**GIVEN ENTRIES**.
^^^^^^^^
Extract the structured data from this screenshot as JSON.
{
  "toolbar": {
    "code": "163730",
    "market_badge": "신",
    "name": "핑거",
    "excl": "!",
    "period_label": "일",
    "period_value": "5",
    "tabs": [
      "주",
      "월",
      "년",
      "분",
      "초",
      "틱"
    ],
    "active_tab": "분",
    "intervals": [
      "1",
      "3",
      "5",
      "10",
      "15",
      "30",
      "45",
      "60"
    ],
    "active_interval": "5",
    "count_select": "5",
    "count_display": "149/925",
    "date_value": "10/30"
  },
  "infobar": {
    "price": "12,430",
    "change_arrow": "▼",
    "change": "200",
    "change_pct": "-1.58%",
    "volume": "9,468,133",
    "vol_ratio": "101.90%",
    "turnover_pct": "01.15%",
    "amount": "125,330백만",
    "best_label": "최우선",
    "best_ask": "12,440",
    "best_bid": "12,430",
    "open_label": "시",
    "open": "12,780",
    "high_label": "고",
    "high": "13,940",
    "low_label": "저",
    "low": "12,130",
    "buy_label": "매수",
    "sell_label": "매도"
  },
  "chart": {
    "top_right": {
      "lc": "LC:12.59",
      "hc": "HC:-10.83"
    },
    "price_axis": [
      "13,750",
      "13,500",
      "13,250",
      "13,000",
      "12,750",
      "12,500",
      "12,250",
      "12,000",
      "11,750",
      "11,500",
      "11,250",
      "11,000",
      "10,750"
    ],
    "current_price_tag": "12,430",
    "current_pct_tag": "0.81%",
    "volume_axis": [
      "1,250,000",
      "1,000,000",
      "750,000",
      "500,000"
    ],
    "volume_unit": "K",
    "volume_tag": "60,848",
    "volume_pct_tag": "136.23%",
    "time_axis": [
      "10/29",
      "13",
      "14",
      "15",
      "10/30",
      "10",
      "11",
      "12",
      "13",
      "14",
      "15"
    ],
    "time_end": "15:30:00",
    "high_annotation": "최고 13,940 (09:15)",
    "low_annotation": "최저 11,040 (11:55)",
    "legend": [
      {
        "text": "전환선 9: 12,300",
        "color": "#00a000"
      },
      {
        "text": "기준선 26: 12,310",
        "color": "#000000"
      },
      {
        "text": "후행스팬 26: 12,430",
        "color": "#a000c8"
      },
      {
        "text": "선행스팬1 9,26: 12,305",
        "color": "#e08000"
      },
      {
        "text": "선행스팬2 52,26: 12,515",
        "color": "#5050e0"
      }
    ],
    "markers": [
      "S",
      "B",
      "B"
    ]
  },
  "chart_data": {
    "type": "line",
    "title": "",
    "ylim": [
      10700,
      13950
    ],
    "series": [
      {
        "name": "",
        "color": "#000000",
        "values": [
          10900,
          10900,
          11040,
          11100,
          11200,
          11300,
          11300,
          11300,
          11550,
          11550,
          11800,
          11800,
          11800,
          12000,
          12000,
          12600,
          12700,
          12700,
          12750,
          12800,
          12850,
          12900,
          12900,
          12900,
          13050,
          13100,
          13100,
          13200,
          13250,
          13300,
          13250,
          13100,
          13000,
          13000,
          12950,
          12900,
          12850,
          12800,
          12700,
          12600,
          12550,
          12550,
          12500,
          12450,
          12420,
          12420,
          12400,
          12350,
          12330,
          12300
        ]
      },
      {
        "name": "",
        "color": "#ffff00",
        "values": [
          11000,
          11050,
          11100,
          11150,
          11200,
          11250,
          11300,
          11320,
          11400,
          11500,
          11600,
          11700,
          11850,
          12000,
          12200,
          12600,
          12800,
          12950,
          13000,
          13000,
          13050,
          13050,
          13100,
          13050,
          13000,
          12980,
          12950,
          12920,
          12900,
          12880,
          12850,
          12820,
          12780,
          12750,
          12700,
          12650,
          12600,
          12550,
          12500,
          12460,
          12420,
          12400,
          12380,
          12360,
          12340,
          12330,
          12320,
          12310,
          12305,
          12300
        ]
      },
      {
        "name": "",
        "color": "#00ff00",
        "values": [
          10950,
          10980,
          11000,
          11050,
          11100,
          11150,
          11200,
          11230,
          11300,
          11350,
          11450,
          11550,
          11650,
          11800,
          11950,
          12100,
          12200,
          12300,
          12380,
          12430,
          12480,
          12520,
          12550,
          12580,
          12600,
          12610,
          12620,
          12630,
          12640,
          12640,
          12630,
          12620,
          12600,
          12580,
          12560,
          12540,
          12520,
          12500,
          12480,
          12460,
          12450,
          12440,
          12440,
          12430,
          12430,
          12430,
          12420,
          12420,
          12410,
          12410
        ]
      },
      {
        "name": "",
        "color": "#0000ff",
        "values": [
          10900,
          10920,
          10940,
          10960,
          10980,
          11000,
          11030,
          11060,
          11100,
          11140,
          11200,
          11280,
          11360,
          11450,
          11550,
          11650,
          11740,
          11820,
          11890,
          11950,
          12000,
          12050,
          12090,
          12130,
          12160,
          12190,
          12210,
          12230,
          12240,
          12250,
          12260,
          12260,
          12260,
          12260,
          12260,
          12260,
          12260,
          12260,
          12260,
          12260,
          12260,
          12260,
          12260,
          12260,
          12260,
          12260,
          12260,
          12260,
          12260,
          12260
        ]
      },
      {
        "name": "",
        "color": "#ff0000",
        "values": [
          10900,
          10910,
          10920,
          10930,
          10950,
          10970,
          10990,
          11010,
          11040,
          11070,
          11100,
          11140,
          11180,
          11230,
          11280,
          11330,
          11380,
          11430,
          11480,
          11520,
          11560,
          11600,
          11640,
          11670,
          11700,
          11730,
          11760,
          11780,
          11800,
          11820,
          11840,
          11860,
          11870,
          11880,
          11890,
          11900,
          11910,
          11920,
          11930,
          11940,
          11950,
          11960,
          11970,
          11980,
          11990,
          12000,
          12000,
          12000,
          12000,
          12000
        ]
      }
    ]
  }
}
^^^^^^^^
Above are some records; extract every one of them exactly.

**FULL SOLUTION**.
Extract the structured data from this screenshot as JSON.
{
  "toolbar": {
    "code": "163730",
    "market_badge": "신",
    "name": "핑거",
    "excl": "!",
    "period_label": "일",
    "period_value": "5",
    "tabs": [
      "주",
      "월",
      "년",
      "분",
      "초",
      "틱"
    ],
    "active_tab": "분",
    "intervals": [
      "1",
      "3",
      "5",
      "10",
      "15",
      "30",
      "45",
      "60"
    ],
    "active_interval": "5",
    "count_select": "5",
    "count_display": "149/925",
    "date_value": "10/30"
  },
  "infobar": {
    "price": "12,430",
    "change_arrow": "▼",
    "change": "200",
    "change_pct": "-1.58%",
    "volume": "9,468,133",
    "vol_ratio": "101.90%",
    "turnover_pct": "01.15%",
    "amount": "125,330백만",
    "best_label": "최우선",
    "best_ask": "12,440",
    "best_bid": "12,430",
    "open_label": "시",
    "open": "12,780",
    "high_label": "고",
    "high": "13,940",
    "low_label": "저",
    "low": "12,130",
    "buy_label": "매수",
    "sell_label": "매도"
  },
  "chart": {
    "top_right": {
      "lc": "LC:12.59",
      "hc": "HC:-10.83"
    },
    "price_axis": [
      "13,750",
      "13,500",
      "13,250",
      "13,000",
      "12,750",
      "12,500",
      "12,250",
      "12,000",
      "11,750",
      "11,500",
      "11,250",
      "11,000",
      "10,750"
    ],
    "current_price_tag": "12,430",
    "current_pct_tag": "0.81%",
    "volume_axis": [
      "1,250,000",
      "1,000,000",
      "750,000",
      "500,000"
    ],
    "volume_unit": "K",
    "volume_tag": "60,848",
    "volume_pct_tag": "136.23%",
    "time_axis": [
      "10/29",
      "13",
      "14",
      "15",
      "10/30",
      "10",
      "11",
      "12",
      "13",
      "14",
      "15"
    ],
    "time_end": "15:30:00",
    "high_annotation": "최고 13,940 (09:15)",
    "low_annotation": "최저 11,040 (11:55)",
    "legend": [
      {
        "text": "전환선 9: 12,300",
        "color": "#00a000"
      },
      {
        "text": "기준선 26: 12,310",
        "color": "#000000"
      },
      {
        "text": "후행스팬 26: 12,430",
        "color": "#a000c8"
      },
      {
        "text": "선행스팬1 9,26: 12,305",
        "color": "#e08000"
      },
      {
        "text": "선행스팬2 52,26: 12,515",
        "color": "#5050e0"
      }
    ],
    "markers": [
      "S",
      "B",
      "B"
    ]
  },
  "chart_data": {
    "type": "line",
    "title": "",
    "ylim": [
      10700,
      13950
    ],
    "series": [
      {
        "name": "",
        "color": "#000000",
        "values": [
          10900,
          10900,
          11040,
          11100,
          11200,
          11300,
          11300,
          11300,
          11550,
          11550,
          11800,
          11800,
          11800,
          12000,
          12000,
          12600,
          12700,
          12700,
          12750,
          12800,
          12850,
          12900,
          12900,
          12900,
          13050,
          13100,
          13100,
          13200,
          13250,
          13300,
          13250,
          13100,
          13000,
          13000,
          12950,
          12900,
          12850,
          12800,
          12700,
          12600,
          12550,
          12550,
          12500,
          12450,
          12420,
          12420,
          12400,
          12350,
          12330,
          12300
        ]
      },
      {
        "name": "",
        "color": "#ffff00",
        "values": [
          11000,
          11050,
          11100,
          11150,
          11200,
          11250,
          11300,
          11320,
          11400,
          11500,
          11600,
          11700,
          11850,
          12000,
          12200,
          12600,
          12800,
          12950,
          13000,
          13000,
          13050,
          13050,
          13100,
          13050,
          13000,
          12980,
          12950,
          12920,
          12900,
          12880,
          12850,
          12820,
          12780,
          12750,
          12700,
          12650,
          12600,
          12550,
          12500,
          12460,
          12420,
          12400,
          12380,
          12360,
          12340,
          12330,
          12320,
          12310,
          12305,
          12300
        ]
      },
      {
        "name": "",
        "color": "#00ff00",
        "values": [
          10950,
          10980,
          11000,
          11050,
          11100,
          11150,
          11200,
          11230,
          11300,
          11350,
          11450,
          11550,
          11650,
          11800,
          11950,
          12100,
          12200,
          12300,
          12380,
          12430,
          12480,
          12520,
          12550,
          12580,
          12600,
          12610,
          12620,
          12630,
          12640,
          12640,
          12630,
          12620,
          12600,
          12580,
          12560,
          12540,
          12520,
          12500,
          12480,
          12460,
          12450,
          12440,
          12440,
          12430,
          12430,
          12430,
          12420,
          12420,
          12410,
          12410
        ]
      },
      {
        "name": "",
        "color": "#0000ff",
        "values": [
          10900,
          10920,
          10940,
          10960,
          10980,
          11000,
          11030,
          11060,
          11100,
          11140,
          11200,
          11280,
          11360,
          11450,
          11550,
          11650,
          11740,
          11820,
          11890,
          11950,
          12000,
          12050,
          12090,
          12130,
          12160,
          12190,
          12210,
          12230,
          12240,
          12250,
          12260,
          12260,
          12260,
          12260,
          12260,
          12260,
          12260,
          12260,
          12260,
          12260,
          12260,
          12260,
          12260,
          12260,
          12260,
          12260,
          12260,
          12260,
          12260,
          12260
        ]
      },
      {
        "name": "",
        "color": "#ff0000",
        "values": [
          10900,
          10910,
          10920,
          10930,
          10950,
          10970,
          10990,
          11010,
          11040,
          11070,
          11100,
          11140,
          11180,
          11230,
          11280,
          11330,
          11380,
          11430,
          11480,
          11520,
          11560,
          11600,
          11640,
          11670,
          11700,
          11730,
          11760,
          11780,
          11800,
          11820,
          11840,
          11860,
          11870,
          11880,
          11890,
          11900,
          11910,
          11920,
          11930,
          11940,
          11950,
          11960,
          11970,
          11980,
          11990,
          12000,
          12000,
          12000,
          12000,
          12000
        ]
      }
    ]
  }
}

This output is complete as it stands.